**Material shown**
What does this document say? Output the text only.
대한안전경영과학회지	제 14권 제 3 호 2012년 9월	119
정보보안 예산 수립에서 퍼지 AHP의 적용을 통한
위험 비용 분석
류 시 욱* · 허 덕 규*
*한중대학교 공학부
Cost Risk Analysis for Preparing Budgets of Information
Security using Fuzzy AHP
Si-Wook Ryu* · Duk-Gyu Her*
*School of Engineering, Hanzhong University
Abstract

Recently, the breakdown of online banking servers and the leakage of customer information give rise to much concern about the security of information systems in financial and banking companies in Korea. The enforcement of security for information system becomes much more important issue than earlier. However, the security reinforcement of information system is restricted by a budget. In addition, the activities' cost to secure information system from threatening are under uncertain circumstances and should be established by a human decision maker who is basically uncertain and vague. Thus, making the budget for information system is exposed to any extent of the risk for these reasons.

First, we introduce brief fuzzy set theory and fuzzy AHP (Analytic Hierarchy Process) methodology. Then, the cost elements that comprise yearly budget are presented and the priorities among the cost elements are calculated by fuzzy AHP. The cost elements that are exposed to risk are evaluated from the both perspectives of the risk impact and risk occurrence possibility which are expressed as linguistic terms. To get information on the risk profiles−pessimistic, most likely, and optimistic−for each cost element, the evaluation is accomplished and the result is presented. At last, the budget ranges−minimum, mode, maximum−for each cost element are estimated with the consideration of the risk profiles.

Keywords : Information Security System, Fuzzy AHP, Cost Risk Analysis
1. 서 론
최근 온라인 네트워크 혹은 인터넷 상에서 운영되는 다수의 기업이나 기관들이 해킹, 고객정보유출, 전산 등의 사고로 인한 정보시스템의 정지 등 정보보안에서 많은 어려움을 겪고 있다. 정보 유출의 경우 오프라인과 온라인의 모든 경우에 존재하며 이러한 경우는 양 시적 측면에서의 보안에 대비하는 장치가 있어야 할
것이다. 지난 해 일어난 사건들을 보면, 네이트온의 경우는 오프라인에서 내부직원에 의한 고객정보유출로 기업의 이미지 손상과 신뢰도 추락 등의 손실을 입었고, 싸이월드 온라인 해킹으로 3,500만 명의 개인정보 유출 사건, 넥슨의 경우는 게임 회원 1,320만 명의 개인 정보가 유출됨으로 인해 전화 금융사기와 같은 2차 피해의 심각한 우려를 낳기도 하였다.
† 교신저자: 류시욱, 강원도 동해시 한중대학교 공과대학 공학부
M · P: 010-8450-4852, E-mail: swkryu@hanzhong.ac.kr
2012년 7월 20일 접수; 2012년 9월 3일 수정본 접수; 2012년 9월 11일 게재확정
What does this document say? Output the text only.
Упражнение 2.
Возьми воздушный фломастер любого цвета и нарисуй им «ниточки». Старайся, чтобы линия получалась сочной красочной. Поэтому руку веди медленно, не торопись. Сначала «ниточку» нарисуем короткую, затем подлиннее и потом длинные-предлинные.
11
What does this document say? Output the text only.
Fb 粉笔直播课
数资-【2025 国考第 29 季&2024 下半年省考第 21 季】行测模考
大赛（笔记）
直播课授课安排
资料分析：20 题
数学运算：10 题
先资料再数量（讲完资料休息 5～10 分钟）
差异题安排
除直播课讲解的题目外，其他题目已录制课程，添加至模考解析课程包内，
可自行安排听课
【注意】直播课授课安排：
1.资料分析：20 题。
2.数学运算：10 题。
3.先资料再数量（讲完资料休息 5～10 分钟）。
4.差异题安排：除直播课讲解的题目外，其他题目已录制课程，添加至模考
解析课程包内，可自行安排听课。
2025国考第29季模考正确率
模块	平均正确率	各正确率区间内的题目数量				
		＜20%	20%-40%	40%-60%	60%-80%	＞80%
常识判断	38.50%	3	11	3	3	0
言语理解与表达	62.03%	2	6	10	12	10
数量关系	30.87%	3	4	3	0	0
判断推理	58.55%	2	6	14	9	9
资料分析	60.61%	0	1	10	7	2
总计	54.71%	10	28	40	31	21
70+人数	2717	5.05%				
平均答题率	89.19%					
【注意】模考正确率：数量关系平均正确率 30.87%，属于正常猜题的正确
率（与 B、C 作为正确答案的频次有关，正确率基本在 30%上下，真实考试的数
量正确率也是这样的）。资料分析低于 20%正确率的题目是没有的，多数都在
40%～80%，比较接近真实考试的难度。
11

**Work instructions**
Your task is to transcribe the listing above in full, exactly as given.

**Exercise answer**
What does this document say? Output the text only.
대한안전경영과학회지	제 14권 제 3 호 2012년 9월	119
정보보안 예산 수립에서 퍼지 AHP의 적용을 통한
위험 비용 분석
류 시 욱* · 허 덕 규*
*한중대학교 공학부
Cost Risk Analysis for Preparing Budgets of Information
Security using Fuzzy AHP
Si-Wook Ryu* · Duk-Gyu Her*
*School of Engineering, Hanzhong University
Abstract

Recently, the breakdown of online banking servers and the leakage of customer information give rise to much concern about the security of information systems in financial and banking companies in Korea. The enforcement of security for information system becomes much more important issue than earlier. However, the security reinforcement of information system is restricted by a budget. In addition, the activities' cost to secure information system from threatening are under uncertain circumstances and should be established by a human decision maker who is basically uncertain and vague. Thus, making the budget for information system is exposed to any extent of the risk for these reasons.

First, we introduce brief fuzzy set theory and fuzzy AHP (Analytic Hierarchy Process) methodology. Then, the cost elements that comprise yearly budget are presented and the priorities among the cost elements are calculated by fuzzy AHP. The cost elements that are exposed to risk are evaluated from the both perspectives of the risk impact and risk occurrence possibility which are expressed as linguistic terms. To get information on the risk profiles−pessimistic, most likely, and optimistic−for each cost element, the evaluation is accomplished and the result is presented. At last, the budget ranges−minimum, mode, maximum−for each cost element are estimated with the consideration of the risk profiles.

Keywords : Information Security System, Fuzzy AHP, Cost Risk Analysis
1. 서 론
최근 온라인 네트워크 혹은 인터넷 상에서 운영되는 다수의 기업이나 기관들이 해킹, 고객정보유출, 전산 등의 사고로 인한 정보시스템의 정지 등 정보보안에서 많은 어려움을 겪고 있다. 정보 유출의 경우 오프라인과 온라인의 모든 경우에 존재하며 이러한 경우는 양 시적 측면에서의 보안에 대비하는 장치가 있어야 할
것이다. 지난 해 일어난 사건들을 보면, 네이트온의 경우는 오프라인에서 내부직원에 의한 고객정보유출로 기업의 이미지 손상과 신뢰도 추락 등의 손실을 입었고, 싸이월드 온라인 해킹으로 3,500만 명의 개인정보 유출 사건, 넥슨의 경우는 게임 회원 1,320만 명의 개인 정보가 유출됨으로 인해 전화 금융사기와 같은 2차 피해의 심각한 우려를 낳기도 하였다.
† 교신저자: 류시욱, 강원도 동해시 한중대학교 공과대학 공학부
M · P: 010-8450-4852, E-mail: swkryu@hanzhong.ac.kr
2012년 7월 20일 접수; 2012년 9월 3일 수정본 접수; 2012년 9월 11일 게재확정
What does this document say? Output the text only.
Упражнение 2.
Возьми воздушный фломастер любого цвета и нарисуй им «ниточки». Старайся, чтобы линия получалась сочной красочной. Поэтому руку веди медленно, не торопись. Сначала «ниточку» нарисуем короткую, затем подлиннее и потом длинные-предлинные.
11
What does this document say? Output the text only.
Fb 粉笔直播课
数资-【2025 国考第 29 季&2024 下半年省考第 21 季】行测模考
大赛（笔记）
直播课授课安排
资料分析：20 题
数学运算：10 题
先资料再数量（讲完资料休息 5～10 分钟）
差异题安排
除直播课讲解的题目外，其他题目已录制课程，添加至模考解析课程包内，
可自行安排听课
【注意】直播课授课安排：
1.资料分析：20 题。
2.数学运算：10 题。
3.先资料再数量（讲完资料休息 5～10 分钟）。
4.差异题安排：除直播课讲解的题目外，其他题目已录制课程，添加至模考
解析课程包内，可自行安排听课。
2025国考第29季模考正确率
模块	平均正确率	各正确率区间内的题目数量				
		＜20%	20%-40%	40%-60%	60%-80%	＞80%
常识判断	38.50%	3	11	3	3	0
言语理解与表达	62.03%	2	6	10	12	10
数量关系	30.87%	3	4	3	0	0
判断推理	58.55%	2	6	14	9	9
资料分析	60.61%	0	1	10	7	2
总计	54.71%	10	28	40	31	21
70+人数	2717	5.05%				
平均答题率	89.19%					
【注意】模考正确率：数量关系平均正确率 30.87%，属于正常猜题的正确
率（与 B、C 作为正确答案的频次有关，正确率基本在 30%上下，真实考试的数
量正确率也是这样的）。资料分析低于 20%正确率的题目是没有的，多数都在
40%～80%，比较接近真实考试的难度。
11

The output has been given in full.